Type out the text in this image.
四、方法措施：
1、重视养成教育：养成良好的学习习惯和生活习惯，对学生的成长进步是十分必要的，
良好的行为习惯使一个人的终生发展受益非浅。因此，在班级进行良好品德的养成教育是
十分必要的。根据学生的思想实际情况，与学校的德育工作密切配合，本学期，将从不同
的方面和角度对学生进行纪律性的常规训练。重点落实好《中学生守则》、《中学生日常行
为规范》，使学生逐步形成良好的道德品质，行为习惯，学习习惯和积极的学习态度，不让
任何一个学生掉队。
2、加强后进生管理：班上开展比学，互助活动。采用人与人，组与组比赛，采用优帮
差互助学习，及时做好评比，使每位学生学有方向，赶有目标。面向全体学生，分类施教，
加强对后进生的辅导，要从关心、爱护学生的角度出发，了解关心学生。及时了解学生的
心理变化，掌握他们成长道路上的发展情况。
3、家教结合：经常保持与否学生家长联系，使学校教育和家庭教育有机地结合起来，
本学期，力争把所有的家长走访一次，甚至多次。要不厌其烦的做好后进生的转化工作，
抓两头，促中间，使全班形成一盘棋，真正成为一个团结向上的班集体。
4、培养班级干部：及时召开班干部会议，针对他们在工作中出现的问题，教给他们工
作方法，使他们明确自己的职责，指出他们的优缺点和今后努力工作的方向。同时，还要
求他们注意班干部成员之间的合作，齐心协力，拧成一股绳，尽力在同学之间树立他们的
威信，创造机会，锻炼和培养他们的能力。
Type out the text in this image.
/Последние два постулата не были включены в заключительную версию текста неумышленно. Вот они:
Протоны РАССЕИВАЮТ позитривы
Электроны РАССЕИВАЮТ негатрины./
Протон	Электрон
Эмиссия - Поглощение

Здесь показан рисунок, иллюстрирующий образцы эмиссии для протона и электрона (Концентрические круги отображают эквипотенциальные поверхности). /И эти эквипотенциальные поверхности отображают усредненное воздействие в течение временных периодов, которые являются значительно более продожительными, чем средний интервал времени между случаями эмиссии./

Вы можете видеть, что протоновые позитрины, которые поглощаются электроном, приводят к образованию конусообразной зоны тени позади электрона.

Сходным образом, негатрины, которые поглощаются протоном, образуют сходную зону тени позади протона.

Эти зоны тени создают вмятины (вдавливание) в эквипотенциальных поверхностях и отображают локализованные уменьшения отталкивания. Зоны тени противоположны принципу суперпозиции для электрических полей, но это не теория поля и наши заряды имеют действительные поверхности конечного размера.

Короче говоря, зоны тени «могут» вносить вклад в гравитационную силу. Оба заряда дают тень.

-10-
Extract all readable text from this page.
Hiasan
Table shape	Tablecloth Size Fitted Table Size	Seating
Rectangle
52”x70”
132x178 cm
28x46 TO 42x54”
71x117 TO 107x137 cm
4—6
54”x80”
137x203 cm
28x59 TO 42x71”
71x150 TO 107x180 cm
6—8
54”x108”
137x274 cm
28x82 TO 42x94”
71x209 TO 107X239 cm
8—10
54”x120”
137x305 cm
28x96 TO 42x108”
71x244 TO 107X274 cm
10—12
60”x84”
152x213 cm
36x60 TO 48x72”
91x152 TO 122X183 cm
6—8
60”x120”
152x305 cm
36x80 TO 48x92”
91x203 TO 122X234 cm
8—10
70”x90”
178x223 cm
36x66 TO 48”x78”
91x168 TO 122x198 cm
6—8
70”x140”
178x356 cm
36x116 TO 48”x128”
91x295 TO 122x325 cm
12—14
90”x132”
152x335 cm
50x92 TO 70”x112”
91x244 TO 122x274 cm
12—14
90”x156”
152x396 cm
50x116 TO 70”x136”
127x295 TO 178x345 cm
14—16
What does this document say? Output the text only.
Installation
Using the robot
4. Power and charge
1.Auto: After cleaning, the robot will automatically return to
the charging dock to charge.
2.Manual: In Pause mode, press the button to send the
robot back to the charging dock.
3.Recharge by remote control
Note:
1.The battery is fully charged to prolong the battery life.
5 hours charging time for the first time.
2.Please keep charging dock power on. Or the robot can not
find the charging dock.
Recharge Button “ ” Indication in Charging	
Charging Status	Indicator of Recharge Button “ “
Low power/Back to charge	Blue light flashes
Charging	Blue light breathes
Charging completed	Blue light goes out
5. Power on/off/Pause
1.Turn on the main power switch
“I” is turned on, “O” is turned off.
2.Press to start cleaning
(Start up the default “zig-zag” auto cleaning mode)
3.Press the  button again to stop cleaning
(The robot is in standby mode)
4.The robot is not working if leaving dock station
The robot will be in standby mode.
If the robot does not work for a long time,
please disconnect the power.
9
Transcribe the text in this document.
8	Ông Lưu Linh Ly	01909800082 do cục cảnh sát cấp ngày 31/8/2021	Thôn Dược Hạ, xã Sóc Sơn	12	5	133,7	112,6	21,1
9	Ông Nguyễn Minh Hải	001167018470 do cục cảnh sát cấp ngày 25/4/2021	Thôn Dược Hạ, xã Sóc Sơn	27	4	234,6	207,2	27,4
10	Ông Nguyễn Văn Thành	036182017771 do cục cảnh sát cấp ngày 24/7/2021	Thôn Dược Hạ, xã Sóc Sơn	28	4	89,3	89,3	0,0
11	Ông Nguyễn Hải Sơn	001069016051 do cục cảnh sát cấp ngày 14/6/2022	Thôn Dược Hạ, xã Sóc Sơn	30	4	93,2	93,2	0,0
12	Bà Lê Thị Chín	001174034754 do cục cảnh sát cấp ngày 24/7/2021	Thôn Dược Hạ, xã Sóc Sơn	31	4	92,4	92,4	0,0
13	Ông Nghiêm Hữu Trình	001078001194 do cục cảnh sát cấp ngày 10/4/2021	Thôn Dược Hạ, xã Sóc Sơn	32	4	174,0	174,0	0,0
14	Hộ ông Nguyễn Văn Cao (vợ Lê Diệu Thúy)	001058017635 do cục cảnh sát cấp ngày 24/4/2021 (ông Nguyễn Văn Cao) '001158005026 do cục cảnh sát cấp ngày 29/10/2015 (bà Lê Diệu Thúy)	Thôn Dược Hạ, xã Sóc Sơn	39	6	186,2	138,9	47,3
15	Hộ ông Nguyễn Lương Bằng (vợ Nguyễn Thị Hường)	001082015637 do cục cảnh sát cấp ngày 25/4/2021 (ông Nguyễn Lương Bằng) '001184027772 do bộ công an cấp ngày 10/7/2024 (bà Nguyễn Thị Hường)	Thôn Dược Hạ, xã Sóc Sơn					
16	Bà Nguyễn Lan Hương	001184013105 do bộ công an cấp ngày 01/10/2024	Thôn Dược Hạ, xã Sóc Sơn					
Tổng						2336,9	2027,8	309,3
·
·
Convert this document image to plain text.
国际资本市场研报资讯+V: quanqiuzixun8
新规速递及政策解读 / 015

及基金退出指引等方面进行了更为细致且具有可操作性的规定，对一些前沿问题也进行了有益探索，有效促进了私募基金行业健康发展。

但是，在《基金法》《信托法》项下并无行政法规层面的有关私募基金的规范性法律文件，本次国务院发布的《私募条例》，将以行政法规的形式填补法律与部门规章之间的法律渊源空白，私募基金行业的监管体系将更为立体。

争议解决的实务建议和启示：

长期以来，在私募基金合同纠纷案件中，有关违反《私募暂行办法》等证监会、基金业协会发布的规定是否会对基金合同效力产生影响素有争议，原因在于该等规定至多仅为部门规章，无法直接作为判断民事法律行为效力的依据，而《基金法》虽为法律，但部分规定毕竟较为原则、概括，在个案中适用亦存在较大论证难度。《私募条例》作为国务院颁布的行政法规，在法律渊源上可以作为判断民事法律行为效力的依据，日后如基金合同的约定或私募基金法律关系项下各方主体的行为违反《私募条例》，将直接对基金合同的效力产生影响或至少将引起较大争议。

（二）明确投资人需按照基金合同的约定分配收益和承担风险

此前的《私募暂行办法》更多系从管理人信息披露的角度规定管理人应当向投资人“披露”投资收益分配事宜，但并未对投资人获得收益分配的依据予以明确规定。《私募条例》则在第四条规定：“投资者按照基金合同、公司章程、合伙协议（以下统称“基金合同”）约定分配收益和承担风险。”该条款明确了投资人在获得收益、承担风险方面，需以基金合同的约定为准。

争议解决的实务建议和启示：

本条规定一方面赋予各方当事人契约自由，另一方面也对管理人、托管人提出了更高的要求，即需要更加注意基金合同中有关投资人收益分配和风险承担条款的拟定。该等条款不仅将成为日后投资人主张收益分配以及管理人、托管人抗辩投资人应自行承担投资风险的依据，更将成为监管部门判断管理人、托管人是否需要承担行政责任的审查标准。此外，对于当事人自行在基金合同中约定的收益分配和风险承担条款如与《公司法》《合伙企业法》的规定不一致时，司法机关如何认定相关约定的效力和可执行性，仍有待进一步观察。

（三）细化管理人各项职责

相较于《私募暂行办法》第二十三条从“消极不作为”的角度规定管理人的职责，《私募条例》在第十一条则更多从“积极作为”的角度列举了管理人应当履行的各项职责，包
- - - - -
**TASK GOAL:**
Count how many lines include the string "Dược". Nothing but the number is needed.

**EXERCISE RESULT:**
9